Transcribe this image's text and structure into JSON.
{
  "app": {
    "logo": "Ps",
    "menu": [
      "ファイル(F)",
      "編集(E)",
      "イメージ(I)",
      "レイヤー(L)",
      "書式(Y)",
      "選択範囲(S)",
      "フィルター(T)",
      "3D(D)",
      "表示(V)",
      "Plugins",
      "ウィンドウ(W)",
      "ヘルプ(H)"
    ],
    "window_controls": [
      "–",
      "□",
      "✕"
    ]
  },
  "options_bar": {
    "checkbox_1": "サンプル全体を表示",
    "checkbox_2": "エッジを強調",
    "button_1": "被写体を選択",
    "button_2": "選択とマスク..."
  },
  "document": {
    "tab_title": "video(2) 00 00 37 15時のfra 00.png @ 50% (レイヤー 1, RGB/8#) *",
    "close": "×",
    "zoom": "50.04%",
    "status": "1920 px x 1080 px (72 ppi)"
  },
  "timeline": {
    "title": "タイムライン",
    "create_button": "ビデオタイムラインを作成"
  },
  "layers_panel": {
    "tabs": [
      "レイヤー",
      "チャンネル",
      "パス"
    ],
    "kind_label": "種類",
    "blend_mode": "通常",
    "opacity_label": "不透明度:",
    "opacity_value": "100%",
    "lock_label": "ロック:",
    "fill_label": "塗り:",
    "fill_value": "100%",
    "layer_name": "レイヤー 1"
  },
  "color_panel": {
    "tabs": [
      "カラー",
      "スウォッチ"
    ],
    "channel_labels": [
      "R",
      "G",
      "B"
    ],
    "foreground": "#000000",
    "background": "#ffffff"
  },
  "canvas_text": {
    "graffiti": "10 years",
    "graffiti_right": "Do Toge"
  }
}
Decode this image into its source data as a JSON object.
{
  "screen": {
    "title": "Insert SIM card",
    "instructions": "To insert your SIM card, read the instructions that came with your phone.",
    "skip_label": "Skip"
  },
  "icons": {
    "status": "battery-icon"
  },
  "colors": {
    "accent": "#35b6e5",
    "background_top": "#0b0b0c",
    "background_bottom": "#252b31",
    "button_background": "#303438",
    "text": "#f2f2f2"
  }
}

..............................

#### [What to do]
Repeat exactly, and only, the lines of the records above, starting with the line that contains "Decode this image" and ending with the final line, both included.

#### [Correct answer]
Decode this image into its source data as a JSON object.
{
  "screen": {
    "title": "Insert SIM card",
    "instructions": "To insert your SIM card, read the instructions that came with your phone.",
    "skip_label": "Skip"
  },
  "icons": {
    "status": "battery-icon"
  },
  "colors": {
    "accent": "#35b6e5",
    "background_top": "#0b0b0c",
    "background_bottom": "#252b31",
    "button_background": "#303438",
    "text": "#f2f2f2"
  }
}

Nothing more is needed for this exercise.